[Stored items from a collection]
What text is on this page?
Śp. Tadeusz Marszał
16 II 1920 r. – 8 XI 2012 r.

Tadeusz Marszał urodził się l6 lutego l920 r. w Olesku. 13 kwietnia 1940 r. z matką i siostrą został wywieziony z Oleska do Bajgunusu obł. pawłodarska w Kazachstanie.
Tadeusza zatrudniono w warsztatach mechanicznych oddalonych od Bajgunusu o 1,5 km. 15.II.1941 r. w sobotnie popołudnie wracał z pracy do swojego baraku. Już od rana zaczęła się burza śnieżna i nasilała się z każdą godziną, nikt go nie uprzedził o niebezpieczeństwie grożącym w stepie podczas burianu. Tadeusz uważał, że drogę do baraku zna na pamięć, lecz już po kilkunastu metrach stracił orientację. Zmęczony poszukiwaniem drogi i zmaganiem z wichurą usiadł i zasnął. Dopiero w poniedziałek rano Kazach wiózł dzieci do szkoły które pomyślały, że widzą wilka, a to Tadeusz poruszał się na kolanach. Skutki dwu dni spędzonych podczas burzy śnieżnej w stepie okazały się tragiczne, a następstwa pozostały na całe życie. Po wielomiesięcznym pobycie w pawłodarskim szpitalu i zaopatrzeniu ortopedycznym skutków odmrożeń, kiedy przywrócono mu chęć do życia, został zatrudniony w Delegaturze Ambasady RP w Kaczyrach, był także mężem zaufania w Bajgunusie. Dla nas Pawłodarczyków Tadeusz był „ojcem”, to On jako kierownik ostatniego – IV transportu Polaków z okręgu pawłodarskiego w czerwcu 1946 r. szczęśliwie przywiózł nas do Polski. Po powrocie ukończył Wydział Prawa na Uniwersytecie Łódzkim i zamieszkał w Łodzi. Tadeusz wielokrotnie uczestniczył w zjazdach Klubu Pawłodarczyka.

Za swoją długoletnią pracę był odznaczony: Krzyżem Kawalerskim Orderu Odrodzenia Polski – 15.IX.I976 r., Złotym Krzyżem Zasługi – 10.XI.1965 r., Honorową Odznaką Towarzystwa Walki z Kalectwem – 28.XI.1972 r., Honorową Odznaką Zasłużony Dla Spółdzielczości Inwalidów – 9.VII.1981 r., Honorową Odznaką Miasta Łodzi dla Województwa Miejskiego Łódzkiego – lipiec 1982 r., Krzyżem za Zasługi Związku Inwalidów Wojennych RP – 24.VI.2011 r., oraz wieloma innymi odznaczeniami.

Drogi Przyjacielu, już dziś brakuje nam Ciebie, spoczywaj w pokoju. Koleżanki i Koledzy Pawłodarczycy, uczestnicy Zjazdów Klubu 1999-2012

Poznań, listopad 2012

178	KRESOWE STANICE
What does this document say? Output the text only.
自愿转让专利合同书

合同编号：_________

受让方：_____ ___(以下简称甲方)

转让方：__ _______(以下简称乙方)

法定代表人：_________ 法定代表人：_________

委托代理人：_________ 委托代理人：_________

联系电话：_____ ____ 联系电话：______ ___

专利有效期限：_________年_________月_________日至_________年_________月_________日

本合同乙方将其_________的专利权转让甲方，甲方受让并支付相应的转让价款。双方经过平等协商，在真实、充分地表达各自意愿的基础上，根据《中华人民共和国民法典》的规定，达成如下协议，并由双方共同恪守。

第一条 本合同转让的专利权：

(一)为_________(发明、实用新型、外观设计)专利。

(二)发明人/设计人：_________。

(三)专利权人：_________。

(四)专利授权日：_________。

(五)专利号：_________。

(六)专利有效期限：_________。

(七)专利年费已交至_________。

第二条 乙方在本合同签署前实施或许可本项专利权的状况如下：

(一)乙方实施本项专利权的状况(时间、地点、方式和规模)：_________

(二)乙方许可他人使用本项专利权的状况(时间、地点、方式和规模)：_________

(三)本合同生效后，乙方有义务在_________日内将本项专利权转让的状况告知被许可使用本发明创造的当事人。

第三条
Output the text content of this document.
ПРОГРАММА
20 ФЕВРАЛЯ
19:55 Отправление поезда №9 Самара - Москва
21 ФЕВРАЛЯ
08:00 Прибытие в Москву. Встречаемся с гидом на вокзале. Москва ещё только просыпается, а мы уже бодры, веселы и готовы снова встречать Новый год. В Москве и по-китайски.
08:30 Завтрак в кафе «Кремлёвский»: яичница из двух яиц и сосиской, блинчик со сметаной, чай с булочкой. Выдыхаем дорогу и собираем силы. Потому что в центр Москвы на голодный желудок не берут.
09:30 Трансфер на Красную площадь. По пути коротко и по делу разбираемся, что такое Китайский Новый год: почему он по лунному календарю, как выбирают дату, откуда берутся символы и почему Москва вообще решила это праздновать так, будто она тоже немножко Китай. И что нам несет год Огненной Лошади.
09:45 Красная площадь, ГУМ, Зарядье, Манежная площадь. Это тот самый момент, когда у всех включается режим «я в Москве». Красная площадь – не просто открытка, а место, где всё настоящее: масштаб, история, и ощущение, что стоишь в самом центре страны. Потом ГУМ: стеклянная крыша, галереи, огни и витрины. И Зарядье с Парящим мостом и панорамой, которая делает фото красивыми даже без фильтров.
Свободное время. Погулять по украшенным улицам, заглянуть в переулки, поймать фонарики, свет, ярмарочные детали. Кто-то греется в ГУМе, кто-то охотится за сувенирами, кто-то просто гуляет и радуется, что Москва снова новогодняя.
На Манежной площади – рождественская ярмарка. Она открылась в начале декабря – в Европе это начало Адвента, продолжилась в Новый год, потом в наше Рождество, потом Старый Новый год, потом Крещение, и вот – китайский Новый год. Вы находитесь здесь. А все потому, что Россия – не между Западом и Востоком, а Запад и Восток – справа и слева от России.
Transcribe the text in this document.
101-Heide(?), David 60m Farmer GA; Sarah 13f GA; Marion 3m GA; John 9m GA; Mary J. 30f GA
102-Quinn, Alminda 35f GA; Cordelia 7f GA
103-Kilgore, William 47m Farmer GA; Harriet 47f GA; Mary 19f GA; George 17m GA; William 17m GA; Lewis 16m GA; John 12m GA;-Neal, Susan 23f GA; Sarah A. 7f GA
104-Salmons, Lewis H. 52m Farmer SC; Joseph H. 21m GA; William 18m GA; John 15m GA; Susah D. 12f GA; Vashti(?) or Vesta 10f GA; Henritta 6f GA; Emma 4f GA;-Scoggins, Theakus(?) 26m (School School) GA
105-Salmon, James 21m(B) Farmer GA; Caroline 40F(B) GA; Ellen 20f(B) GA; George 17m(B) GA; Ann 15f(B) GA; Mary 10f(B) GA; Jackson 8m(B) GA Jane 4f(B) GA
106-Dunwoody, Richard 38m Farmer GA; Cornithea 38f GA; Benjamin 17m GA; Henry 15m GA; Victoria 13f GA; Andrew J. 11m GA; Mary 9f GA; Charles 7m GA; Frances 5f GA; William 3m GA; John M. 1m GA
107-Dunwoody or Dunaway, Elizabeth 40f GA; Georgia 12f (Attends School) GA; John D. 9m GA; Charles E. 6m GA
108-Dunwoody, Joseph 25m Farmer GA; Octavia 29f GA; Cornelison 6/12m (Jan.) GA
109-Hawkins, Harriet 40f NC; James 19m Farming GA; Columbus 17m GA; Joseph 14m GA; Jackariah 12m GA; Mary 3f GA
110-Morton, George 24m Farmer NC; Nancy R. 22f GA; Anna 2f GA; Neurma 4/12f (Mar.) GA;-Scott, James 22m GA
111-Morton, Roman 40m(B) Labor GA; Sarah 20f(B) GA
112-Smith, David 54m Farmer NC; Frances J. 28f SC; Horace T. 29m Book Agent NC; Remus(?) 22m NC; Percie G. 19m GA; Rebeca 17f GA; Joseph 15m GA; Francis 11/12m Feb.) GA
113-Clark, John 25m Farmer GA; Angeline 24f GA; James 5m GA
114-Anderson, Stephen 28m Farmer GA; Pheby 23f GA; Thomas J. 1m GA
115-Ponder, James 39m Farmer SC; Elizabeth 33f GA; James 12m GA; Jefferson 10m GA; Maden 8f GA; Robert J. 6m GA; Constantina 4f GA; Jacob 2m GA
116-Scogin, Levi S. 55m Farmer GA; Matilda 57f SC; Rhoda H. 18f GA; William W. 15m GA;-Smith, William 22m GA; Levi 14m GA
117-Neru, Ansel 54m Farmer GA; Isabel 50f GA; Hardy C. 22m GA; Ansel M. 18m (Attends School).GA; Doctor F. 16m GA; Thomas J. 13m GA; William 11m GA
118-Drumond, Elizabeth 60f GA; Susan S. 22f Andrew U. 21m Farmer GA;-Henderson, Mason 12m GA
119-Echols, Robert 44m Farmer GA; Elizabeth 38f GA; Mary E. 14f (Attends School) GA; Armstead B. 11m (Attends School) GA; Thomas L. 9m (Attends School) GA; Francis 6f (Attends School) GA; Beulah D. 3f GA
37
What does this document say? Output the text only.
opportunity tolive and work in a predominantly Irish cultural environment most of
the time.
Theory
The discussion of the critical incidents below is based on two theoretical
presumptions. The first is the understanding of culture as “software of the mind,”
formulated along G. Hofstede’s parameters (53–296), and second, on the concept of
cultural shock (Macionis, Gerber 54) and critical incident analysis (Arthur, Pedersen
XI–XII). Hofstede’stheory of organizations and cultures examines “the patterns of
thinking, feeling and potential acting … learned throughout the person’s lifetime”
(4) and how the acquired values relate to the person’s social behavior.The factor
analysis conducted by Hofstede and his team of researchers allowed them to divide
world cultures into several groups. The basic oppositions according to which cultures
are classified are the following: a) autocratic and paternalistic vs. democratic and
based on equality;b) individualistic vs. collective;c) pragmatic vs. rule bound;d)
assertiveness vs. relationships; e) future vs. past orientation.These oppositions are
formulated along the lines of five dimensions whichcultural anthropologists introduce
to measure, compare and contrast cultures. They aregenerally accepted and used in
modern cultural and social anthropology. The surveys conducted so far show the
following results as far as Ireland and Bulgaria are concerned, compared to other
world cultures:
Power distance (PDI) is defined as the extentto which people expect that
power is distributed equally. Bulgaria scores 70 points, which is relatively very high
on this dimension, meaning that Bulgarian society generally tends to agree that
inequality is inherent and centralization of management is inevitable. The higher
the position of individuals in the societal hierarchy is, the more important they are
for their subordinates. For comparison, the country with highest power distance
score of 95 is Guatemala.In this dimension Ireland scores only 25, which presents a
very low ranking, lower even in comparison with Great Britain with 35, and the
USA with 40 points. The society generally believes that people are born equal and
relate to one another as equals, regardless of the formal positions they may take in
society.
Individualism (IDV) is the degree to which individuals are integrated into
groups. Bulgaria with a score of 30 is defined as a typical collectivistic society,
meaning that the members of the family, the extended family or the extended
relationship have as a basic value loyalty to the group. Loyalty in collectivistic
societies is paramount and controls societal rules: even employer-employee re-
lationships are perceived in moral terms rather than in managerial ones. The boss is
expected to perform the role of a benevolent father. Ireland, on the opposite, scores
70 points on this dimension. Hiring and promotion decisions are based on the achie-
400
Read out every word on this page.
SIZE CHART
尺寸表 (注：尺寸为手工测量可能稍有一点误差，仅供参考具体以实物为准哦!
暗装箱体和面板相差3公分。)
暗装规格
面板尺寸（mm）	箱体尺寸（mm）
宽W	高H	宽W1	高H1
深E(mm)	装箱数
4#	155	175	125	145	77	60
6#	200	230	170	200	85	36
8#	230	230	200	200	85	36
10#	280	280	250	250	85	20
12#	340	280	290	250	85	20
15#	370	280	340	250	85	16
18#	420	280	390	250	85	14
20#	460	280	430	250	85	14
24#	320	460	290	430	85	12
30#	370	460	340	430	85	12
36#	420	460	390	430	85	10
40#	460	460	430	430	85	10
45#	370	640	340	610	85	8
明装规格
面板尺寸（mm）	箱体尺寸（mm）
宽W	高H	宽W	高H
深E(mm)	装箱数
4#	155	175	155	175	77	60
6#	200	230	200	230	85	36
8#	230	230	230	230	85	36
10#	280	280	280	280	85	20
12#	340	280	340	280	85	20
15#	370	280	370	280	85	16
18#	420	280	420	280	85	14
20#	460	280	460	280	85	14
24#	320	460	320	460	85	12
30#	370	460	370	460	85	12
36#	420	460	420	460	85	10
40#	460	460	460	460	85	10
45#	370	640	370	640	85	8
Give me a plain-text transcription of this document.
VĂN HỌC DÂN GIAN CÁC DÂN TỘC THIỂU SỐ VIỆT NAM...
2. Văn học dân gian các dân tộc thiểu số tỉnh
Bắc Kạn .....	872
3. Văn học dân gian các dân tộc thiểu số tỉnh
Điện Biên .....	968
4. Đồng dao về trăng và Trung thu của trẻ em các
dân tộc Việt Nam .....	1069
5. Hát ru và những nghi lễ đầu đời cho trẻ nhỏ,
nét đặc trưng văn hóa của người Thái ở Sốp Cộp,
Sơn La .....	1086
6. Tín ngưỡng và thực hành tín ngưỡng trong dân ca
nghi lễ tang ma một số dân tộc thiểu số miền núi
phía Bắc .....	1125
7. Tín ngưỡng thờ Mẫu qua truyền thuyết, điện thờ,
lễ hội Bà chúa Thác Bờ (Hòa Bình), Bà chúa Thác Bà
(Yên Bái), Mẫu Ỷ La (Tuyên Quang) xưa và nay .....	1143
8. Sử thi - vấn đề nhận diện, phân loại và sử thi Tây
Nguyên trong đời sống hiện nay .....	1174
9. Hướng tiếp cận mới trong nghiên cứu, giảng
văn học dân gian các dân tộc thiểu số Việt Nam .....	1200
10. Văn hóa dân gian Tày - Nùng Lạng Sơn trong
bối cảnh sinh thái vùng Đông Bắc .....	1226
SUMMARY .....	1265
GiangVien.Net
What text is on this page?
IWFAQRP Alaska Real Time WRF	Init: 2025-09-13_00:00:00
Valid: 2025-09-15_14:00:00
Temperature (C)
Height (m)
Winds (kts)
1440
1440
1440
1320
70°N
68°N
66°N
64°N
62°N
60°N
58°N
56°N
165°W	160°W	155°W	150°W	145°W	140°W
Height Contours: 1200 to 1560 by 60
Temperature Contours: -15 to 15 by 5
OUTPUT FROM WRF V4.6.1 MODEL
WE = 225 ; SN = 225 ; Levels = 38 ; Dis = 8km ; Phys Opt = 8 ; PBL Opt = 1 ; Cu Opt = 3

__Aim__:
Search the records above for the string "Charles". Copy every line that contains it.

__Expected answer__:
106-Dunwoody, Richard 38m Farmer GA; Cornithea 38f GA; Benjamin 17m GA; Henry 15m GA; Victoria 13f GA; Andrew J. 11m GA; Mary 9f GA; Charles 7m GA; Frances 5f GA; William 3m GA; John M. 1m GA
107-Dunwoody or Dunaway, Elizabeth 40f GA; Georgia 12f (Attends School) GA; John D. 9m GA; Charles E. 6m GA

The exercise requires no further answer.